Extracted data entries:
"""

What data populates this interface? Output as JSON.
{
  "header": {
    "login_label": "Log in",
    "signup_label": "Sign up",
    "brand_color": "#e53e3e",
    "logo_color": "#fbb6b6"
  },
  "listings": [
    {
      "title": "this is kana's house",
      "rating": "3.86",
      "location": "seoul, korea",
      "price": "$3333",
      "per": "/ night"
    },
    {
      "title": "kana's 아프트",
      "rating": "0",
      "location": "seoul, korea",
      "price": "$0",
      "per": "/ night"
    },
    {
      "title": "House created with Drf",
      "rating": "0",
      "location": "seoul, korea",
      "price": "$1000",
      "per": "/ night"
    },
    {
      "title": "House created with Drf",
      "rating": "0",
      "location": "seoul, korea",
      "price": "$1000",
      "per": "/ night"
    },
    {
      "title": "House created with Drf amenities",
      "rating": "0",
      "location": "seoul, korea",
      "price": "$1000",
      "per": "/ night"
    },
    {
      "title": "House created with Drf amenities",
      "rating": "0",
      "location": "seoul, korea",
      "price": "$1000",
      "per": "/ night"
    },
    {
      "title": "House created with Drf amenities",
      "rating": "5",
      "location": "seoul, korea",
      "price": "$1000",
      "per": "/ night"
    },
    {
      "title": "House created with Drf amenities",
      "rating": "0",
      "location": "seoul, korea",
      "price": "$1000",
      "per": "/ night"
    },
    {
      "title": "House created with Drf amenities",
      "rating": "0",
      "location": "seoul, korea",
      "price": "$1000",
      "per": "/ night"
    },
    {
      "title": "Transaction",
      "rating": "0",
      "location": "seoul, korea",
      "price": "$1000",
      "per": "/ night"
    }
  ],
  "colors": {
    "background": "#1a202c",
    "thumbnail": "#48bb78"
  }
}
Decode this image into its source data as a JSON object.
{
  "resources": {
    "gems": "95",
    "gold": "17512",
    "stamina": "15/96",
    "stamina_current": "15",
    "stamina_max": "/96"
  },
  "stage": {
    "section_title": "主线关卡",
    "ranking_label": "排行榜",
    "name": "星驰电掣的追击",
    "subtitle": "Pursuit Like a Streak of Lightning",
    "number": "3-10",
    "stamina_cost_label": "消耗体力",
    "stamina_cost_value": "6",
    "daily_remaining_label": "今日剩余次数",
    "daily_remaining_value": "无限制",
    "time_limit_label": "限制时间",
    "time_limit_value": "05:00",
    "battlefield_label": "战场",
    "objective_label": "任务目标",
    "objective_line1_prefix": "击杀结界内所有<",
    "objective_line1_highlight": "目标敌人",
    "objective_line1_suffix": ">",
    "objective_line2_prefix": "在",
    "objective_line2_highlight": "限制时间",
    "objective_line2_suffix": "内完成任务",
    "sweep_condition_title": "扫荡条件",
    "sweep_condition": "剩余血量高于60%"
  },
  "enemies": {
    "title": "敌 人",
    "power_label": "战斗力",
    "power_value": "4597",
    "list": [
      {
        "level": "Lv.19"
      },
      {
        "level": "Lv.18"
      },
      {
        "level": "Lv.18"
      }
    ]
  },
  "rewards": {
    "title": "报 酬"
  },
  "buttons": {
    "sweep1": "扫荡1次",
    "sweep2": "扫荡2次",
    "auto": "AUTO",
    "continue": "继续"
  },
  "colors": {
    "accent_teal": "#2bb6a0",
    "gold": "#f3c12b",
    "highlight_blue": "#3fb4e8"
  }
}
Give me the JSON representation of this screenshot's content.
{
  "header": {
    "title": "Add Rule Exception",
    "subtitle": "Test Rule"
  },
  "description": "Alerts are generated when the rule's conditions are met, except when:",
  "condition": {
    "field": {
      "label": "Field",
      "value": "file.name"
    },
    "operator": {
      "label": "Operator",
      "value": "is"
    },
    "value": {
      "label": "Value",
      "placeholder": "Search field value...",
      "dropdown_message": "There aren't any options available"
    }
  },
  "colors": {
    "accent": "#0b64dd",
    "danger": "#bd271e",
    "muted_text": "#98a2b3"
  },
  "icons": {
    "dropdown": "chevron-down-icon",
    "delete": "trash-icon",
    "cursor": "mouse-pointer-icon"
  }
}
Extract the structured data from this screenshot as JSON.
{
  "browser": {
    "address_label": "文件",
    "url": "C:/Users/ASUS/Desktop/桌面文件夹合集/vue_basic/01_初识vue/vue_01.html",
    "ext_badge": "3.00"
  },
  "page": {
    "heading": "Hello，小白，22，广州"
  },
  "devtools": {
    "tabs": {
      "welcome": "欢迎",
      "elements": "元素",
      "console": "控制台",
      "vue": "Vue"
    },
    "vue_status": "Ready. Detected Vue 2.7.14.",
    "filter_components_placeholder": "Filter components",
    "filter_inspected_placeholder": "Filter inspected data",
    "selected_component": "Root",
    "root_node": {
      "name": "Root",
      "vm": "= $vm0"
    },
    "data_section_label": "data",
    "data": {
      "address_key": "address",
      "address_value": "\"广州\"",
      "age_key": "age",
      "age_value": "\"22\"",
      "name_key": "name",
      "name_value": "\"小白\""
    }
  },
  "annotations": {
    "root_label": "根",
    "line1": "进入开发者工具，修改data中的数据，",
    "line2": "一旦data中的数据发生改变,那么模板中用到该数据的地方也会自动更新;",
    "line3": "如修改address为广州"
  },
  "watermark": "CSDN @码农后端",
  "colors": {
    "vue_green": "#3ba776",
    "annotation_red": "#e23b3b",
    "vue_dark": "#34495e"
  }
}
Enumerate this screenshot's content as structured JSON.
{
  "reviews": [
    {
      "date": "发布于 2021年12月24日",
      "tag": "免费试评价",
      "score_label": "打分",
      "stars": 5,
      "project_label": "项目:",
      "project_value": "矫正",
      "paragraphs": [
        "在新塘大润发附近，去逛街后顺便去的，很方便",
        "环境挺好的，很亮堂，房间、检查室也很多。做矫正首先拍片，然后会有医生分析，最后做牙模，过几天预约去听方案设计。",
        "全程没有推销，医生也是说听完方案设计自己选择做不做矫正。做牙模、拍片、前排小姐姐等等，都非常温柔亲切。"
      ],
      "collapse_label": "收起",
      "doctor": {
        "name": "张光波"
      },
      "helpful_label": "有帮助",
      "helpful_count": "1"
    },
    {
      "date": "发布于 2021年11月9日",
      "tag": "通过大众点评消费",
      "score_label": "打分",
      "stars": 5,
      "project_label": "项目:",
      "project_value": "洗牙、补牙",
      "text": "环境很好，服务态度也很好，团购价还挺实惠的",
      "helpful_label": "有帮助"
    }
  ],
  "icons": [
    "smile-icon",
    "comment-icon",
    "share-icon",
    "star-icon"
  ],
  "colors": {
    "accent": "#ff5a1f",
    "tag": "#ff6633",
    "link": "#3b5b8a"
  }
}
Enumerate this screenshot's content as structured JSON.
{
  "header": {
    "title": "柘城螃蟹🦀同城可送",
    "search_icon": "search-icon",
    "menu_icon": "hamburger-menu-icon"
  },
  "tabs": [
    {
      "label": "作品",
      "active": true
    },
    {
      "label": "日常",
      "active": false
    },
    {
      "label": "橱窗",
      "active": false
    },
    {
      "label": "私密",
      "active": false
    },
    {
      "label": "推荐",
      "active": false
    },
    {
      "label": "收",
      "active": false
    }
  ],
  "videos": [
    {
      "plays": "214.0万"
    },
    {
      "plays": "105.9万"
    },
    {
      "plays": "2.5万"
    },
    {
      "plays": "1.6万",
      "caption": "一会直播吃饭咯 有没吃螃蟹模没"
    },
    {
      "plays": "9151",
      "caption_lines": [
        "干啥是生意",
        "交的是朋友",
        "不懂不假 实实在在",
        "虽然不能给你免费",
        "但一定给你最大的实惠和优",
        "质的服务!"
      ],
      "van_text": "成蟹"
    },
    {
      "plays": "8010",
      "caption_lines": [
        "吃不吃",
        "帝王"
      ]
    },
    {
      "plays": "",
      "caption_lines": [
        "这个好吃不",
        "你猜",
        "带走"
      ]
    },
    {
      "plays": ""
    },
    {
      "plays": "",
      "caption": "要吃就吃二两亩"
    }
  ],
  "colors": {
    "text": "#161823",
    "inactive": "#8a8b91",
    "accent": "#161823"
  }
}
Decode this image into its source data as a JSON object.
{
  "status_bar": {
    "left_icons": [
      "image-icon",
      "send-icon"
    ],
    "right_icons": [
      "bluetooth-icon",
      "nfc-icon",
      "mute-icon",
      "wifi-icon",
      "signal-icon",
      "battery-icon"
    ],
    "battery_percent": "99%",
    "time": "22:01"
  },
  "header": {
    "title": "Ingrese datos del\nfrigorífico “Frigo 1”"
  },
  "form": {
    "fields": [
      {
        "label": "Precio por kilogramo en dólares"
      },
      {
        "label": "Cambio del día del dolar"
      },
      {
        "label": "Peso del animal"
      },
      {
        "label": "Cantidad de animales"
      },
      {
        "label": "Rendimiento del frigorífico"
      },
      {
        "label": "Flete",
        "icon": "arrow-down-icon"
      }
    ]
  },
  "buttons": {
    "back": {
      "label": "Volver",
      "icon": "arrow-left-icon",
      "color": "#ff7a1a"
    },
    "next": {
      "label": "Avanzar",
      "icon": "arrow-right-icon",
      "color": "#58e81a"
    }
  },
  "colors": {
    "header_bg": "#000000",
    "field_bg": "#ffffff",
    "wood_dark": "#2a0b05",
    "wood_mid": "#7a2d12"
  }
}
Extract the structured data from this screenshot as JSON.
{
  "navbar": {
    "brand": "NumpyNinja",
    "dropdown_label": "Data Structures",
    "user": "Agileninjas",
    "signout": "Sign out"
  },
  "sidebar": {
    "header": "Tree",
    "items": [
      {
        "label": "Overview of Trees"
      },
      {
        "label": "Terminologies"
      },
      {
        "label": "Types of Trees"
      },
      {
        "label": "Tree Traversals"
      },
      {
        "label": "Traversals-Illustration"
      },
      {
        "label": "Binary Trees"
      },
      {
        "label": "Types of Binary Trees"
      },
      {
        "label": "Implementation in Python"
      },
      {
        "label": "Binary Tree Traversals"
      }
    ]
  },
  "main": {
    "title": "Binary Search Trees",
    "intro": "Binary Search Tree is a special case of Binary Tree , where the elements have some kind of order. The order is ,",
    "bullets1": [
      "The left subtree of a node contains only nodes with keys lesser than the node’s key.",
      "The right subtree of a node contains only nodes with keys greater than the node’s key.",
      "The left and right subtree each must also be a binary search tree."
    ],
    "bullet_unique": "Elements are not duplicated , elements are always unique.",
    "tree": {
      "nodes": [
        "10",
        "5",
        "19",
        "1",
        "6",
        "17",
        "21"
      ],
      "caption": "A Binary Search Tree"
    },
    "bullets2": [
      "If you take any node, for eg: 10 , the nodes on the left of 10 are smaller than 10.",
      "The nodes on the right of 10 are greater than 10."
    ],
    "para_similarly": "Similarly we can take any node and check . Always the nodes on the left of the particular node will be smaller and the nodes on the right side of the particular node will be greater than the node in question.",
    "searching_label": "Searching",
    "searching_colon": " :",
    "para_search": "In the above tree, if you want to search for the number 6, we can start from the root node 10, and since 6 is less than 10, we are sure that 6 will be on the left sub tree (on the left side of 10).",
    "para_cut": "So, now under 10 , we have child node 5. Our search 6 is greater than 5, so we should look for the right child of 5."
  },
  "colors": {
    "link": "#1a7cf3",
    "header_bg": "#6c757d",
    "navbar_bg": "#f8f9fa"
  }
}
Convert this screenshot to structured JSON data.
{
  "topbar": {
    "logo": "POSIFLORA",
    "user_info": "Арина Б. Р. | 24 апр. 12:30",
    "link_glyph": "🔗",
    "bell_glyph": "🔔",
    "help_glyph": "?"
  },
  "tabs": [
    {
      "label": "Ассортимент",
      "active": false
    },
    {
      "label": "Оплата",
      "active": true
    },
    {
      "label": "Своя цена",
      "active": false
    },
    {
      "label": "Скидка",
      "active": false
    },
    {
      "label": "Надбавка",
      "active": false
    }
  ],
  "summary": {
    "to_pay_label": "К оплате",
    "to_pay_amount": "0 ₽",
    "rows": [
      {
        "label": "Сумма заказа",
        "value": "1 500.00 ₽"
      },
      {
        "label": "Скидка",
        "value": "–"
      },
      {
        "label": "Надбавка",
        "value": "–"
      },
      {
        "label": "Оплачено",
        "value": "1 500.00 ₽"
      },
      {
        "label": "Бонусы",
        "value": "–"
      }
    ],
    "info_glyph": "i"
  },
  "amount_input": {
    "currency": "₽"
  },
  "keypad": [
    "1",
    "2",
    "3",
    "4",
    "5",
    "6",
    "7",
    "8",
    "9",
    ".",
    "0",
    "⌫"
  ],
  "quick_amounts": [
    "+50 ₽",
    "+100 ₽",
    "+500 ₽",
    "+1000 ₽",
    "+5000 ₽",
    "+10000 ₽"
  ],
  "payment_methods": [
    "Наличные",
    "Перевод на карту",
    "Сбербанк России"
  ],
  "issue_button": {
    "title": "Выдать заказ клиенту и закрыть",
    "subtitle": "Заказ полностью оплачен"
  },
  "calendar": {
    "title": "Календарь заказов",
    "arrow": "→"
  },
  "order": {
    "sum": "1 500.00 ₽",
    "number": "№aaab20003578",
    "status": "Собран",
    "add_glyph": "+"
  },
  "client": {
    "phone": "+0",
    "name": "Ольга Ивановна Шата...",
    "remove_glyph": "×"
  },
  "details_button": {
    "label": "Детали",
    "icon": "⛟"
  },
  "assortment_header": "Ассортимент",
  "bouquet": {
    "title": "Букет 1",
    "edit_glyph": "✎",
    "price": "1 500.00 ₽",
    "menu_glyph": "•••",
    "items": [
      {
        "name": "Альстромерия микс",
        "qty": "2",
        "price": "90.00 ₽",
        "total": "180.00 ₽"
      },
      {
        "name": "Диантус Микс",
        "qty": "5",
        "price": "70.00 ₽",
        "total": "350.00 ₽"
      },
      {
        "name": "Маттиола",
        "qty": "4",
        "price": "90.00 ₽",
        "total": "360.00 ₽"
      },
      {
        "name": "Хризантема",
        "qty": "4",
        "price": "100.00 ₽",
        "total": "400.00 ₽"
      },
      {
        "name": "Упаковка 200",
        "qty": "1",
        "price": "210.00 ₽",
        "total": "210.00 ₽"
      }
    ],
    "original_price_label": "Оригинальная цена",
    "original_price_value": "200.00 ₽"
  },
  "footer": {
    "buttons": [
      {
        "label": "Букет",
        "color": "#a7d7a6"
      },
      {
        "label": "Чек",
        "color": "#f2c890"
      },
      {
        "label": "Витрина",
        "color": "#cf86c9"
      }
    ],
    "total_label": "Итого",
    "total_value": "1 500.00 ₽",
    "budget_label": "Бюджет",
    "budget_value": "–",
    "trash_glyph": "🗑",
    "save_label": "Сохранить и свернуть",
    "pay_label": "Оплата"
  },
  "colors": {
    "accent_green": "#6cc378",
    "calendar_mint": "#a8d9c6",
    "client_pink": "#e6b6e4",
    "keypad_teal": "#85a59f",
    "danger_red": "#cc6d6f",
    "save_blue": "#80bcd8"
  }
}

"""

Search the data for "keys" and list every line in which it occurs.

**SOLUTION FOR THIS PROBLEM:**
      "The left subtree of a node contains only nodes with keys lesser than the node’s key.",
      "The right subtree of a node contains only nodes with keys greater than the node’s key.",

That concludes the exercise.